* AIM: Reproduce the rows unchanged, starting with the first line and going on through the line that contains "slide-title: Categorías de", including that line.

* PROVIDED DATA:
--- Start ---

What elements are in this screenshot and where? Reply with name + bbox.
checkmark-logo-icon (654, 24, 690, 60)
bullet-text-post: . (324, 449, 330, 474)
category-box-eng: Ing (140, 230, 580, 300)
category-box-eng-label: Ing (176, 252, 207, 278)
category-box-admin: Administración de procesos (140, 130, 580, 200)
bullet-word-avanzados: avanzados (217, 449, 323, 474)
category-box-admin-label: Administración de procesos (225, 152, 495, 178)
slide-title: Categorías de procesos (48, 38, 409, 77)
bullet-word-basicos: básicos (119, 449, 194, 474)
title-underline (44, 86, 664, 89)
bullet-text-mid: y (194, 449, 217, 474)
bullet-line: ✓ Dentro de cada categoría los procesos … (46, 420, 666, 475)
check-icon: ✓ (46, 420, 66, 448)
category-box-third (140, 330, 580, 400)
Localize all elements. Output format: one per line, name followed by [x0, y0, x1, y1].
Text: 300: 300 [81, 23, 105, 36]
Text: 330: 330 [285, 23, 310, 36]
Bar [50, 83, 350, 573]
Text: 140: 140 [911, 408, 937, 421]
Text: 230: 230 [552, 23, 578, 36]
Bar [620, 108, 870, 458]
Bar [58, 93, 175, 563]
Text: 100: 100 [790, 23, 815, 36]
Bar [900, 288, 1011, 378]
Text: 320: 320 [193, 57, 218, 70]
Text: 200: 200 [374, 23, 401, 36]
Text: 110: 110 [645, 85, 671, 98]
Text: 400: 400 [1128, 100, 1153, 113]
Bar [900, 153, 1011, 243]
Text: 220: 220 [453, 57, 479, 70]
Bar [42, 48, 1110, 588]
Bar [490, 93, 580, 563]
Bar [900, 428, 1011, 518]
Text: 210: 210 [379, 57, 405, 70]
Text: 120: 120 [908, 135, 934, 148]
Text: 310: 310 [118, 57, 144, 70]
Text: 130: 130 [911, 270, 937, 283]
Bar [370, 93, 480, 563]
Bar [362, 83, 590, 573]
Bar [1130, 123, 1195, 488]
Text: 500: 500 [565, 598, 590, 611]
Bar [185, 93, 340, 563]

--- End ---

* ANSWER TO THIS EXERCISE:
What elements are in this screenshot and where? Reply with name + bbox.
checkmark-logo-icon (654, 24, 690, 60)
bullet-text-post: . (324, 449, 330, 474)
category-box-eng: Ing (140, 230, 580, 300)
category-box-eng-label: Ing (176, 252, 207, 278)
category-box-admin: Administración de procesos (140, 130, 580, 200)
bullet-word-avanzados: avanzados (217, 449, 323, 474)
category-box-admin-label: Administración de procesos (225, 152, 495, 178)
slide-title: Categorías de procesos (48, 38, 409, 77)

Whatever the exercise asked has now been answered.